#### Data records
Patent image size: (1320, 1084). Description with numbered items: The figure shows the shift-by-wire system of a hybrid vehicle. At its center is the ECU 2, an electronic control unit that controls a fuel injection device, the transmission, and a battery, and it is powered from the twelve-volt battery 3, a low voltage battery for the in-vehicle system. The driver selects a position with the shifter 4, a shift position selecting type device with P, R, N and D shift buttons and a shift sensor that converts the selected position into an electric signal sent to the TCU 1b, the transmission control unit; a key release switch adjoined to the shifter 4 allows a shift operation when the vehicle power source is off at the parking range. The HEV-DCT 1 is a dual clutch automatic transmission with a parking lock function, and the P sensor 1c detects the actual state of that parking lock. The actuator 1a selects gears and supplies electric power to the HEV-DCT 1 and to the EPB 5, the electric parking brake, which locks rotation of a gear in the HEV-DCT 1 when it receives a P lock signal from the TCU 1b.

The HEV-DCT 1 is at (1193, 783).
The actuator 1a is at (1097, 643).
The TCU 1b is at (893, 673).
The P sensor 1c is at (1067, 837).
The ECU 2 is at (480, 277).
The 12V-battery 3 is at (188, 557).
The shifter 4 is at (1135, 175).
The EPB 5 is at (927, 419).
########
#### Data records
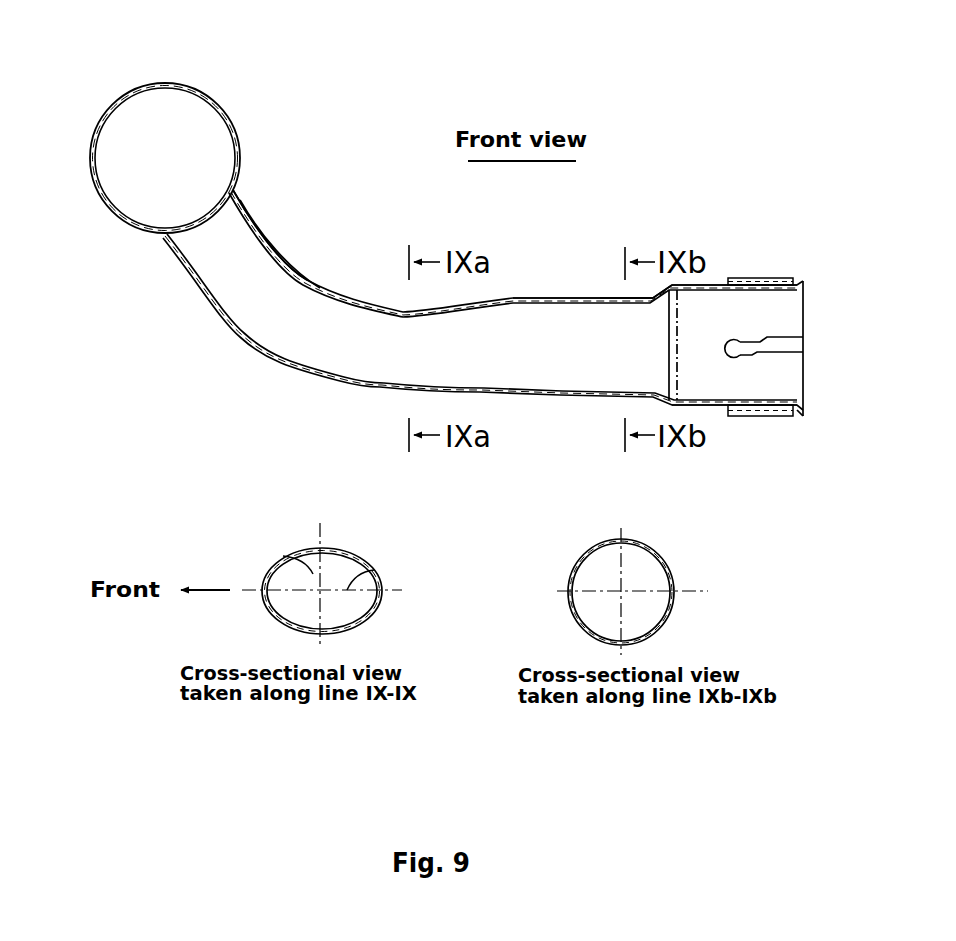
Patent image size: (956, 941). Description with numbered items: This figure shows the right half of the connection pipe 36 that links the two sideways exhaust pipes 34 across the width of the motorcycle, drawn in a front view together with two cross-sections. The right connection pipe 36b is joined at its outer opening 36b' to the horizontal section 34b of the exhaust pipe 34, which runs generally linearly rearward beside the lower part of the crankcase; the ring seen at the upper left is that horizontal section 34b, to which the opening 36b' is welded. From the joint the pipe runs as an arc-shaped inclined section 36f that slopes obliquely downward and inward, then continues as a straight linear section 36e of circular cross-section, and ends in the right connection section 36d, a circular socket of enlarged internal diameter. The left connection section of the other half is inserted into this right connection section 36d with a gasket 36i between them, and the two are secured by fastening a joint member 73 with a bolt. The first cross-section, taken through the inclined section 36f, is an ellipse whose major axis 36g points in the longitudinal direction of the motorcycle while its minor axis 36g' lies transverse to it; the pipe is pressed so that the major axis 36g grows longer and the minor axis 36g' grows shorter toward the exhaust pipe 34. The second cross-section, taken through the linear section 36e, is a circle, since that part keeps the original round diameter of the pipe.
########
Instruction | Reproduce the lines from the one containing "Patent image size: (1320, 1084)." through the one containing "The EPB 5 is at (927, 419).", inclusive, renaming "hybrid vehicle" as "hybrid car" and leaving all other text unchanged.

Written solution |
Patent image size: (1320, 1084). Description with numbered items: The figure shows the shift-by-wire system of a hybrid car. At its center is the ECU 2, an electronic control unit that controls a fuel injection device, the transmission, and a battery, and it is powered from the twelve-volt battery 3, a low voltage battery for the in-vehicle system. The driver selects a position with the shifter 4, a shift position selecting type device with P, R, N and D shift buttons and a shift sensor that converts the selected position into an electric signal sent to the TCU 1b, the transmission control unit; a key release switch adjoined to the shifter 4 allows a shift operation when the vehicle power source is off at the parking range. The HEV-DCT 1 is a dual clutch automatic transmission with a parking lock function, and the P sensor 1c detects the actual state of that parking lock. The actuator 1a selects gears and supplies electric power to the HEV-DCT 1 and to the EPB 5, the electric parking brake, which locks rotation of a gear in the HEV-DCT 1 when it receives a P lock signal from the TCU 1b.

The HEV-DCT 1 is at (1193, 783).
The actuator 1a is at (1097, 643).
The TCU 1b is at (893, 673).
The P sensor 1c is at (1067, 837).
The ECU 2 is at (480, 277).
The 12V-battery 3 is at (188, 557).
The shifter 4 is at (1135, 175).
The EPB 5 is at (927, 419).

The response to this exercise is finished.